Entries with figure data:
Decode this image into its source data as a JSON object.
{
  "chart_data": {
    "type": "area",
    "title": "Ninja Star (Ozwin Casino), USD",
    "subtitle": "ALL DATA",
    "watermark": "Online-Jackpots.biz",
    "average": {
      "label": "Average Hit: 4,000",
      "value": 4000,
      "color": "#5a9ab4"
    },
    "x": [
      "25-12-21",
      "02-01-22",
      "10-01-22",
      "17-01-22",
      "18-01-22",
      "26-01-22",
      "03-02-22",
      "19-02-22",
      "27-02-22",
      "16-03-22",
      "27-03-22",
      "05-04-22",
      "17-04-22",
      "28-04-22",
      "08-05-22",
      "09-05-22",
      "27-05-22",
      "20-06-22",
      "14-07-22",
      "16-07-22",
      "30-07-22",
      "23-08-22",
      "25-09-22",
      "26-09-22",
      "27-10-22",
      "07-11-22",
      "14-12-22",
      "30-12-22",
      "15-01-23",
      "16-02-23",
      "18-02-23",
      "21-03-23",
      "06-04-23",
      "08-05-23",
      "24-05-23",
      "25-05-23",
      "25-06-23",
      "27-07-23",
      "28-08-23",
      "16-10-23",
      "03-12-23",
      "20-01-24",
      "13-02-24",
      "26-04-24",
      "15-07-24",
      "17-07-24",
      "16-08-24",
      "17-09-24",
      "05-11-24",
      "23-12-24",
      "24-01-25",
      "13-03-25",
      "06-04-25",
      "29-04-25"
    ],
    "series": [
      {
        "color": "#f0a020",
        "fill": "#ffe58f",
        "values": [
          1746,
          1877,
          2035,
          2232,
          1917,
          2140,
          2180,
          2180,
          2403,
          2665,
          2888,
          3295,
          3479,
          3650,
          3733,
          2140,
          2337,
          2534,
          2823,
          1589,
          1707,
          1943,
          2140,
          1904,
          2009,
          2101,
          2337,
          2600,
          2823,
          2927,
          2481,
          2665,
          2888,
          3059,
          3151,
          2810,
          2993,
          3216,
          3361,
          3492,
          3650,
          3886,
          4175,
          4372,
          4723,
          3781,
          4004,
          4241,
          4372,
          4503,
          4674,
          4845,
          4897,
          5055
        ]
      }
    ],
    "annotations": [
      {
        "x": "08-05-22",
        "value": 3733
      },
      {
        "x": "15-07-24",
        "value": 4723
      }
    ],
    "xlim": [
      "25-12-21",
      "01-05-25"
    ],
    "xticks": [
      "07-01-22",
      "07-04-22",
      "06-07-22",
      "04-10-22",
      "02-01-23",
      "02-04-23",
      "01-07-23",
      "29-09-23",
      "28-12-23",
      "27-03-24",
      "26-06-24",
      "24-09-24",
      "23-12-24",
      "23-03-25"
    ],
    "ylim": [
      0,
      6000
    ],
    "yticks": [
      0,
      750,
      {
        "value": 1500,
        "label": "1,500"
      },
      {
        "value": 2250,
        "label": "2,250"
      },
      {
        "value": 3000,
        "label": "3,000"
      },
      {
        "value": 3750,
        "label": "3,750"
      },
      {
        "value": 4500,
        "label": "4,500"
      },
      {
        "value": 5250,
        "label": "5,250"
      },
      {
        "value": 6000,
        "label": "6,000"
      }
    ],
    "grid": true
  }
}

→ Task prompt:
Restate each entry exactly, skipping none.

→ Answer to the problem:
Decode this image into its source data as a JSON object.
{
  "chart_data": {
    "type": "area",
    "title": "Ninja Star (Ozwin Casino), USD",
    "subtitle": "ALL DATA",
    "watermark": "Online-Jackpots.biz",
    "average": {
      "label": "Average Hit: 4,000",
      "value": 4000,
      "color": "#5a9ab4"
    },
    "x": [
      "25-12-21",
      "02-01-22",
      "10-01-22",
      "17-01-22",
      "18-01-22",
      "26-01-22",
      "03-02-22",
      "19-02-22",
      "27-02-22",
      "16-03-22",
      "27-03-22",
      "05-04-22",
      "17-04-22",
      "28-04-22",
      "08-05-22",
      "09-05-22",
      "27-05-22",
      "20-06-22",
      "14-07-22",
      "16-07-22",
      "30-07-22",
      "23-08-22",
      "25-09-22",
      "26-09-22",
      "27-10-22",
      "07-11-22",
      "14-12-22",
      "30-12-22",
      "15-01-23",
      "16-02-23",
      "18-02-23",
      "21-03-23",
      "06-04-23",
      "08-05-23",
      "24-05-23",
      "25-05-23",
      "25-06-23",
      "27-07-23",
      "28-08-23",
      "16-10-23",
      "03-12-23",
      "20-01-24",
      "13-02-24",
      "26-04-24",
      "15-07-24",
      "17-07-24",
      "16-08-24",
      "17-09-24",
      "05-11-24",
      "23-12-24",
      "24-01-25",
      "13-03-25",
      "06-04-25",
      "29-04-25"
    ],
    "series": [
      {
        "color": "#f0a020",
        "fill": "#ffe58f",
        "values": [
          1746,
          1877,
          2035,
          2232,
          1917,
          2140,
          2180,
          2180,
          2403,
          2665,
          2888,
          3295,
          3479,
          3650,
          3733,
          2140,
          2337,
          2534,
          2823,
          1589,
          1707,
          1943,
          2140,
          1904,
          2009,
          2101,
          2337,
          2600,
          2823,
          2927,
          2481,
          2665,
          2888,
          3059,
          3151,
          2810,
          2993,
          3216,
          3361,
          3492,
          3650,
          3886,
          4175,
          4372,
          4723,
          3781,
          4004,
          4241,
          4372,
          4503,
          4674,
          4845,
          4897,
          5055
        ]
      }
    ],
    "annotations": [
      {
        "x": "08-05-22",
        "value": 3733
      },
      {
        "x": "15-07-24",
        "value": 4723
      }
    ],
    "xlim": [
      "25-12-21",
      "01-05-25"
    ],
    "xticks": [
      "07-01-22",
      "07-04-22",
      "06-07-22",
      "04-10-22",
      "02-01-23",
      "02-04-23",
      "01-07-23",
      "29-09-23",
      "28-12-23",
      "27-03-24",
      "26-06-24",
      "24-09-24",
      "23-12-24",
      "23-03-25"
    ],
    "ylim": [
      0,
      6000
    ],
    "yticks": [
      0,
      750,
      {
        "value": 1500,
        "label": "1,500"
      },
      {
        "value": 2250,
        "label": "2,250"
      },
      {
        "value": 3000,
        "label": "3,000"
      },
      {
        "value": 3750,
        "label": "3,750"
      },
      {
        "value": 4500,
        "label": "4,500"
      },
      {
        "value": 5250,
        "label": "5,250"
      },
      {
        "value": 6000,
        "label": "6,000"
      }
    ],
    "grid": true
  }
}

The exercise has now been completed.